= EXERCISE =
Count every line that includes the string "ἐμάνην" in the entries that follow. Nothing besides the number is needed.

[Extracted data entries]
## BEGIN
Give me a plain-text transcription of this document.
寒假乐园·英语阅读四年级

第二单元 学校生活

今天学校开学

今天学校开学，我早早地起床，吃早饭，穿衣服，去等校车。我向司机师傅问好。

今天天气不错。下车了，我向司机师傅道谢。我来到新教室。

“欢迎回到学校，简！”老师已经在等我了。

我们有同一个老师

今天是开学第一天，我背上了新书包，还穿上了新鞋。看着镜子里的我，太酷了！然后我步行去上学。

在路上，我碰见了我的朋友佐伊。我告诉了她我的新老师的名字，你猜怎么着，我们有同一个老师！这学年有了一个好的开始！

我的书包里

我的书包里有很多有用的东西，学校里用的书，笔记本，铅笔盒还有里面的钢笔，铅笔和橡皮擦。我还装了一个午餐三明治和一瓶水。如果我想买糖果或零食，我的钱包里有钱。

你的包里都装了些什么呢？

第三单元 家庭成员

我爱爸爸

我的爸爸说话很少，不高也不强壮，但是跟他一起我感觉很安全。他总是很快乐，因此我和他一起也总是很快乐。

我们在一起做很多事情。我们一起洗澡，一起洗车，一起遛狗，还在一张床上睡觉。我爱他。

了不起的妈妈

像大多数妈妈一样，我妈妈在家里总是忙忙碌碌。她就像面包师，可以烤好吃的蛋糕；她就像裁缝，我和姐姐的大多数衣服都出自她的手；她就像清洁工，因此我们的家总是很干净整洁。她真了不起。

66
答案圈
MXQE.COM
## END
## BEGIN
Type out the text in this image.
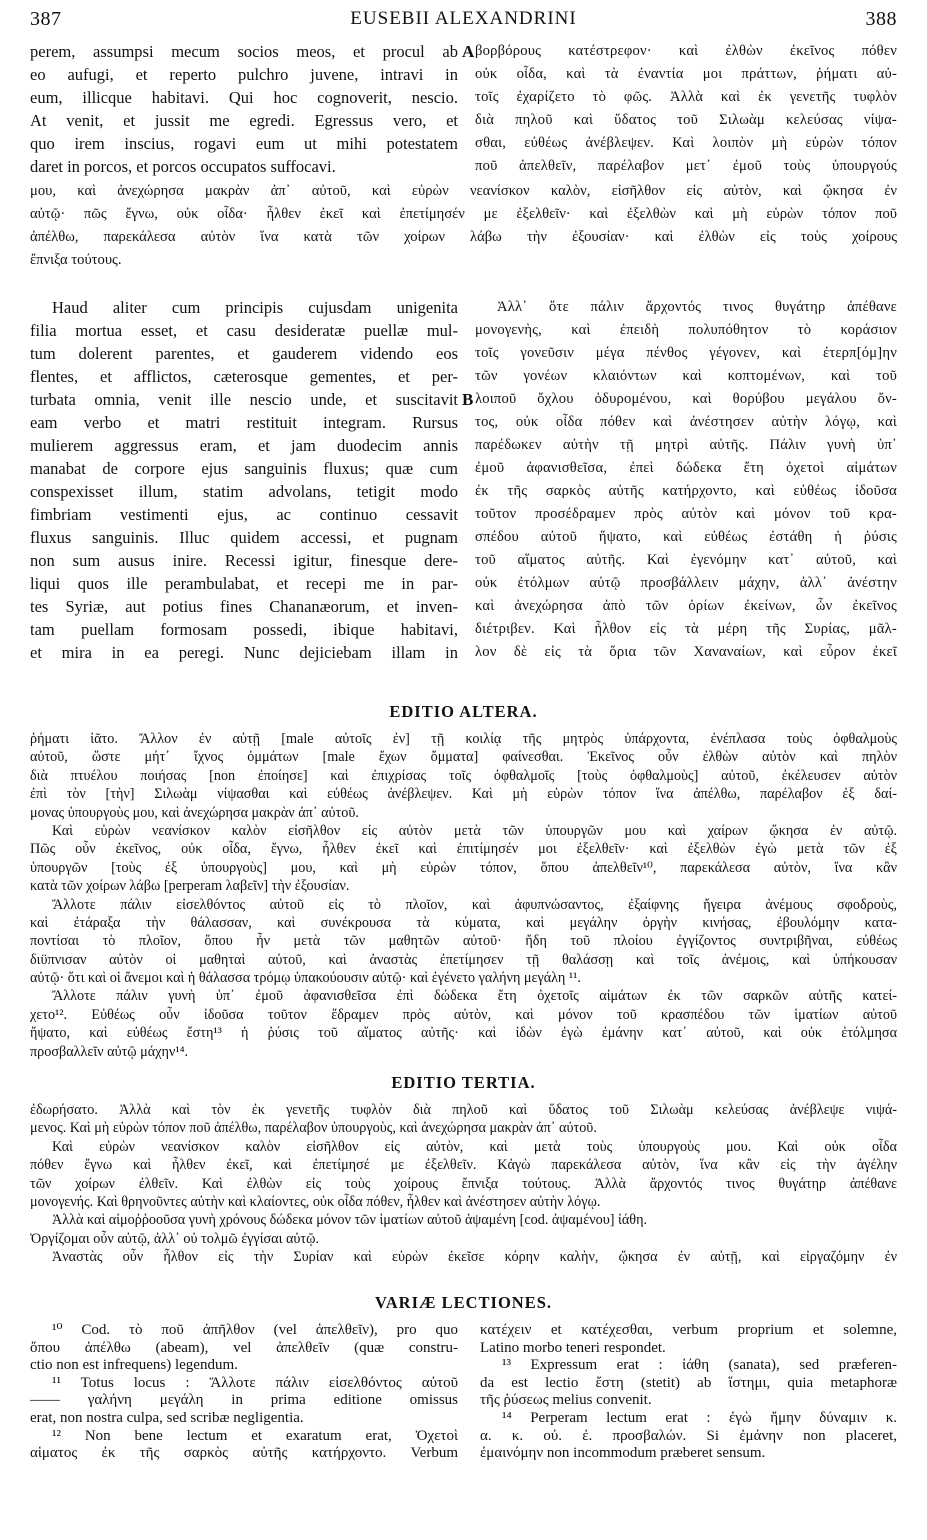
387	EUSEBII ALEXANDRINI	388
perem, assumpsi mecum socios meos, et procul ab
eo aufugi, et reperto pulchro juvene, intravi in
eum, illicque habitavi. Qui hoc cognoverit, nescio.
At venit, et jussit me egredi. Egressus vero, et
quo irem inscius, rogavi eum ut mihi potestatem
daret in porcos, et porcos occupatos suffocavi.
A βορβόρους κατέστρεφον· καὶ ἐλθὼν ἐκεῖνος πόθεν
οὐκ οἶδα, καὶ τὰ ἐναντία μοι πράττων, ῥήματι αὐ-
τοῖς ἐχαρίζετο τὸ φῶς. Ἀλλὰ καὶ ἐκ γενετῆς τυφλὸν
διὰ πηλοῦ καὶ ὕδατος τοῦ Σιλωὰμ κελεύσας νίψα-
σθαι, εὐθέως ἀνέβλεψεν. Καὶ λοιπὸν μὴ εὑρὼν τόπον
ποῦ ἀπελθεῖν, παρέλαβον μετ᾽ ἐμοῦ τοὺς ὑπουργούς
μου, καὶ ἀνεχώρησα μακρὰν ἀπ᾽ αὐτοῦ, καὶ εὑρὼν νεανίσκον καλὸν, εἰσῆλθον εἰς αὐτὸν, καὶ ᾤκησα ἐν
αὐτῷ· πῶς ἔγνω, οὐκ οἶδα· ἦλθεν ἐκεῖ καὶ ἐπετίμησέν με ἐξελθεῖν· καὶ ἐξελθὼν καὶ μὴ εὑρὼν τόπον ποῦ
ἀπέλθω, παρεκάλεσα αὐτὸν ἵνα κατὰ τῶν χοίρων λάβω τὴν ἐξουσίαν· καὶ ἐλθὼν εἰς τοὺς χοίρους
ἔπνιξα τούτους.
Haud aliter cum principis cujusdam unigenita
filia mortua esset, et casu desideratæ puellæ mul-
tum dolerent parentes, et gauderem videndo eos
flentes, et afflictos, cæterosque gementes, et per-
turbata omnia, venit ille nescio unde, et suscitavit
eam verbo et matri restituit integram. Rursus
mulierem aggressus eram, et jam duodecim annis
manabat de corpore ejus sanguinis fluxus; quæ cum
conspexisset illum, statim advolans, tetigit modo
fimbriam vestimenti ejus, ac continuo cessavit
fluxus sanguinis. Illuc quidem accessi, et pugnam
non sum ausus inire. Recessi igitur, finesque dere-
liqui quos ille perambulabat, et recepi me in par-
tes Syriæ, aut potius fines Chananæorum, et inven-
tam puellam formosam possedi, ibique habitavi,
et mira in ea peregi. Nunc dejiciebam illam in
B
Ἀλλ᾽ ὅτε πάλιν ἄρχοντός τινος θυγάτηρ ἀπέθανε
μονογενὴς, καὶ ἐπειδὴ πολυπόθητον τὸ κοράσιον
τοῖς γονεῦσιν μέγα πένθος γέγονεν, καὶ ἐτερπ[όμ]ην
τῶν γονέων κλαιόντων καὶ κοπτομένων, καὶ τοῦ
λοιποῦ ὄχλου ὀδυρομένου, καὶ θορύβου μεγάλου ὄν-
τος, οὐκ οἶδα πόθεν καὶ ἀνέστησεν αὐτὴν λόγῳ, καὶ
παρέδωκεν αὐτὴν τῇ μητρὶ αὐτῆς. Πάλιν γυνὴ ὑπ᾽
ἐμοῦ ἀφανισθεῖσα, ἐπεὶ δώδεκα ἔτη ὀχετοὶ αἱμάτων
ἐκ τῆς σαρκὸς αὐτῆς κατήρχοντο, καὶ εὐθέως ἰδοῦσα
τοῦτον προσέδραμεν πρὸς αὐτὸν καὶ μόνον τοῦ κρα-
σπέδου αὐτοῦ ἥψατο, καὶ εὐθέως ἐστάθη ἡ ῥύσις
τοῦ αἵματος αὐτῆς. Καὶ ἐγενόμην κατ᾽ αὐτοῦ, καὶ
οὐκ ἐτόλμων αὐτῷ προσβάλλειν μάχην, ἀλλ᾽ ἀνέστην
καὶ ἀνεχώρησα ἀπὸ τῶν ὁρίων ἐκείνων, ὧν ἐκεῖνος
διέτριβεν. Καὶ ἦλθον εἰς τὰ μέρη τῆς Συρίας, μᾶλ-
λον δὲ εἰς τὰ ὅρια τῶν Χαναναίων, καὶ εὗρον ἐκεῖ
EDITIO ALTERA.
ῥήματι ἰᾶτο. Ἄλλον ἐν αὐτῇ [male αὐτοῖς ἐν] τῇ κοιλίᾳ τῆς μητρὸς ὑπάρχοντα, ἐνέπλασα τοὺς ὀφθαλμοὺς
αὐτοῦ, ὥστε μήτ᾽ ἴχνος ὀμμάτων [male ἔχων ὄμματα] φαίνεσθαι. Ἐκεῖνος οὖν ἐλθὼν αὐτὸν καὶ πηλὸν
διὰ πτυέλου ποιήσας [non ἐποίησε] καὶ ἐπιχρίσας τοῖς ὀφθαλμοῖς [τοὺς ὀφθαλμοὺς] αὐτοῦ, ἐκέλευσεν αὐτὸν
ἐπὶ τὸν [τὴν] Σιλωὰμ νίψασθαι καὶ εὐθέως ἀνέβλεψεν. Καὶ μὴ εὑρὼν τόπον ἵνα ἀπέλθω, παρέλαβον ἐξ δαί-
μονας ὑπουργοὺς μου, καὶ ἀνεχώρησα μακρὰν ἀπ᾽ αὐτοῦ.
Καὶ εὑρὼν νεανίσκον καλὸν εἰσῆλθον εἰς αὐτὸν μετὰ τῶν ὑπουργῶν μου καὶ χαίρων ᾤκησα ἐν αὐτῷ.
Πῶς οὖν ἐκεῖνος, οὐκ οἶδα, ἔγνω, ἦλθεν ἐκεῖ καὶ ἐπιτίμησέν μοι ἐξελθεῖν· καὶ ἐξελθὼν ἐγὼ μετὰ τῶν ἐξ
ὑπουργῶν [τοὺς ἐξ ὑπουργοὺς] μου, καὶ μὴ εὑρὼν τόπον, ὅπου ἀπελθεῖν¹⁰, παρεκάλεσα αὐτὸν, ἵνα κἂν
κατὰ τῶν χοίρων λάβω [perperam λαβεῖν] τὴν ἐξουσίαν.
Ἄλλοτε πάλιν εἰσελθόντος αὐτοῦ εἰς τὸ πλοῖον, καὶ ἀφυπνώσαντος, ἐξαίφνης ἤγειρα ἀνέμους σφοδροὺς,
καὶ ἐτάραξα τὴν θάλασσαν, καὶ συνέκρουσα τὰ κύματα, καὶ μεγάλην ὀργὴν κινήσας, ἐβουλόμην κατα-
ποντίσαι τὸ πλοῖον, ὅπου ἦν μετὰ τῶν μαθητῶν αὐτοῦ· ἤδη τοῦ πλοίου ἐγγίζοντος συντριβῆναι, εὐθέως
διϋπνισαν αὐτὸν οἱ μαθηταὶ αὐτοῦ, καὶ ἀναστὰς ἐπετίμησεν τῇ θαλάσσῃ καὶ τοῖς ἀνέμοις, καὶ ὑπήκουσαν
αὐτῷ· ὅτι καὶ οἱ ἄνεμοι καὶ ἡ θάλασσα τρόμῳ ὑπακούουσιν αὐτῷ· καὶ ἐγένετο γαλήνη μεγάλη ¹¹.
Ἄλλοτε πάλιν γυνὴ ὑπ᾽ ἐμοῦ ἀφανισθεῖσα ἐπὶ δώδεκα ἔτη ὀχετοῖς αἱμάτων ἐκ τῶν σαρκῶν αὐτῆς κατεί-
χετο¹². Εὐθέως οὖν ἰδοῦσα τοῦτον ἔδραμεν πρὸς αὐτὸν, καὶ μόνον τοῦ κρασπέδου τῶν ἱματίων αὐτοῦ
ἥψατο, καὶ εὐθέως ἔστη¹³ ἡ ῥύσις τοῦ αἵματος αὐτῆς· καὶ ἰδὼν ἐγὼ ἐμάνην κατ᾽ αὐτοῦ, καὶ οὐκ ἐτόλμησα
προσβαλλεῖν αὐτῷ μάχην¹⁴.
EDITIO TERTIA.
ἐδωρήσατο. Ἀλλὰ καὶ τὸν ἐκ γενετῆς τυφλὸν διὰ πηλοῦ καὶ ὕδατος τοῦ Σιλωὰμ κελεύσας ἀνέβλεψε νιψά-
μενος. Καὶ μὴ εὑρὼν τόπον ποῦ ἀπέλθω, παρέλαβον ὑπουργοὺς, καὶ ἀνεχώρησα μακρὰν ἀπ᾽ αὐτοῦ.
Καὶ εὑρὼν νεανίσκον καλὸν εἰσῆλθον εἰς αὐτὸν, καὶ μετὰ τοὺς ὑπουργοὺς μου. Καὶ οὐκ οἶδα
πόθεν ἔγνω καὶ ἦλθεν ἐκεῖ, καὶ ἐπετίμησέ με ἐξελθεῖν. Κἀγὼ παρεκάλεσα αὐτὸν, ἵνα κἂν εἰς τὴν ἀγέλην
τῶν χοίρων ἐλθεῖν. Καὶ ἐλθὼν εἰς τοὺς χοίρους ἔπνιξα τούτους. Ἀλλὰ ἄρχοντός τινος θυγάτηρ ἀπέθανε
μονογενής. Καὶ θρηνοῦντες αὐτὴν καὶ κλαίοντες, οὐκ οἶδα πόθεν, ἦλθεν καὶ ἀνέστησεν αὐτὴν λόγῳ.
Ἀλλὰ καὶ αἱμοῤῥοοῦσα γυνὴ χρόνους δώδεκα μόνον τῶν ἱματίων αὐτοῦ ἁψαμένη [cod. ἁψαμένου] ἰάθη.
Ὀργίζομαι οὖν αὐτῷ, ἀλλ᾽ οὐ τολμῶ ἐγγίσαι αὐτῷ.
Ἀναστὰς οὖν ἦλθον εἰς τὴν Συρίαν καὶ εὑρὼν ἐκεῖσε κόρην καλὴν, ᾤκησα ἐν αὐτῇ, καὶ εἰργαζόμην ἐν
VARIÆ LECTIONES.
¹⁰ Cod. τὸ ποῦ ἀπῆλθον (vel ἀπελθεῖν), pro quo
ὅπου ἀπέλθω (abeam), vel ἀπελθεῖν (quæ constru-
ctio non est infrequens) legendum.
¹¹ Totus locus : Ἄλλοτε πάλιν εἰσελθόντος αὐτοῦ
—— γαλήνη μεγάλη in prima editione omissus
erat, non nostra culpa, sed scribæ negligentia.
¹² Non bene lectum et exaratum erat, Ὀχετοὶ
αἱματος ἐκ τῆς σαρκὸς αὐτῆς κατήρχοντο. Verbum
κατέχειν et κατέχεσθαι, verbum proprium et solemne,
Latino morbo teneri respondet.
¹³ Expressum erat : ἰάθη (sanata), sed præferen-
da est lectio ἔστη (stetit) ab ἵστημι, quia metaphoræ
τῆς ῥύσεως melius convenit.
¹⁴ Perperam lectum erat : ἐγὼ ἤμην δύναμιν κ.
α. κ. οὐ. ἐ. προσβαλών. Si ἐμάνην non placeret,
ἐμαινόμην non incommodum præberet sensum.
## END
## BEGIN
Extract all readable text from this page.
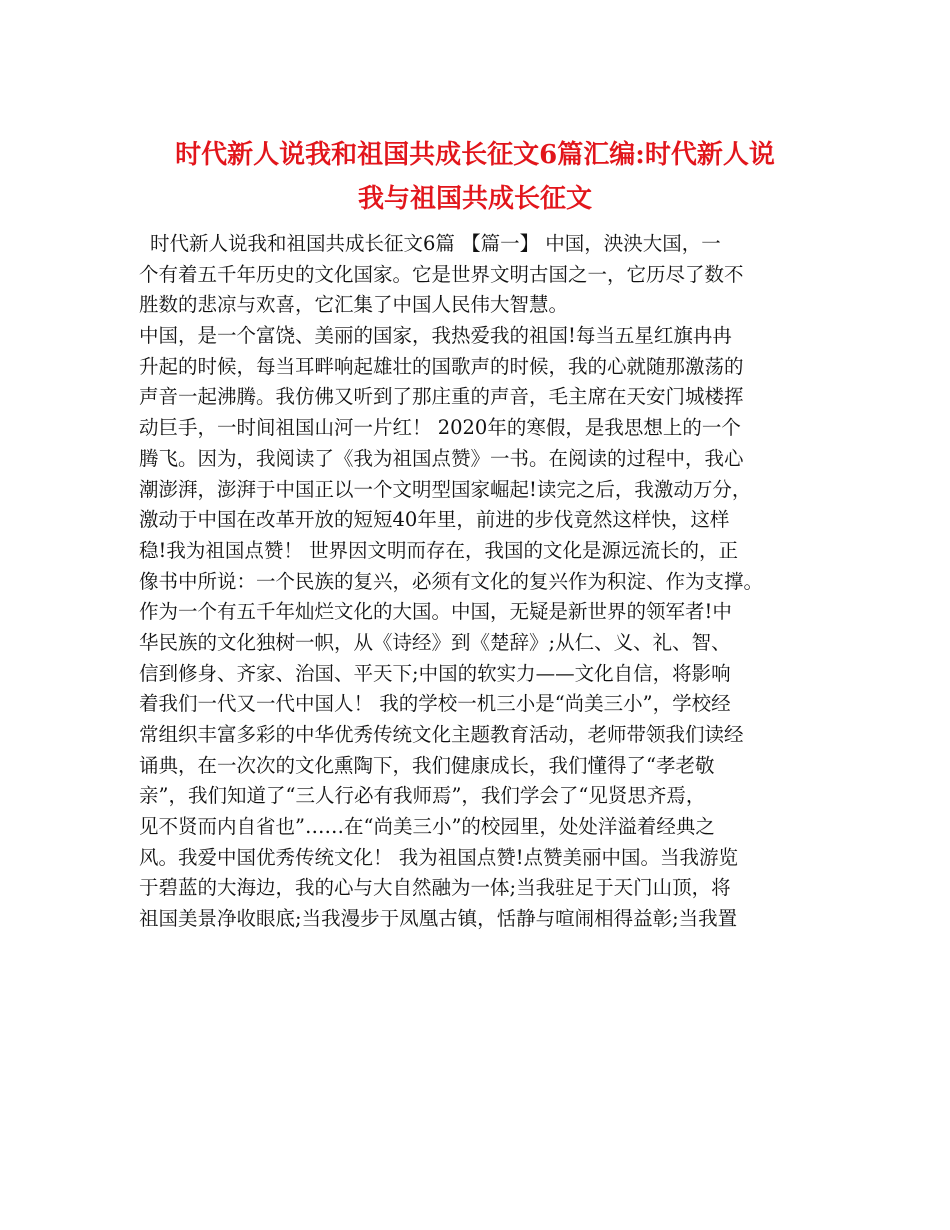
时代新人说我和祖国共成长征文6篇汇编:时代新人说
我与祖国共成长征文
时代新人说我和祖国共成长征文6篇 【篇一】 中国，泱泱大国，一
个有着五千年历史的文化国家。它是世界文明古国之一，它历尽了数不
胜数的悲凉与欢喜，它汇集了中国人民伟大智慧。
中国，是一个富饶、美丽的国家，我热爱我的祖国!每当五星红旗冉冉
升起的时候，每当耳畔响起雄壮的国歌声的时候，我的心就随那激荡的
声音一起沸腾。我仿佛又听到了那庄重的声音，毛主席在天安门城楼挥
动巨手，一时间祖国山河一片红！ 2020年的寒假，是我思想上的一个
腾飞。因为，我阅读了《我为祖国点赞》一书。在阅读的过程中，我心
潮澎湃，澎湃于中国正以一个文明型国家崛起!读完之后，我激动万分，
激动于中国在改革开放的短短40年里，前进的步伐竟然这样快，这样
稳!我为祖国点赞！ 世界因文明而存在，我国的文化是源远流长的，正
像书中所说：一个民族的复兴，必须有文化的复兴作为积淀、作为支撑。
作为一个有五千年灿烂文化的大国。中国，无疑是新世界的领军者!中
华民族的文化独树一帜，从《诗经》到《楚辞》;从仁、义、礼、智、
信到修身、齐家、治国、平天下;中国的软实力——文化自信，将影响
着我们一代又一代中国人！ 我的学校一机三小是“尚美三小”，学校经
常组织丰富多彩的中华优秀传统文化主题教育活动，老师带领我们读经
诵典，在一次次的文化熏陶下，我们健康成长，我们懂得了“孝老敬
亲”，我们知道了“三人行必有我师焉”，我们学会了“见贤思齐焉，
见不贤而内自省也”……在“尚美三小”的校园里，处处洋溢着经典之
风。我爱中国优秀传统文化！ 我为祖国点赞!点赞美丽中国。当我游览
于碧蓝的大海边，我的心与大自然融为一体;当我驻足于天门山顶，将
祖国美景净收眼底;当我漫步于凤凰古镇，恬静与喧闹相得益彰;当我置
## END
= SOLUTION BELOW =
2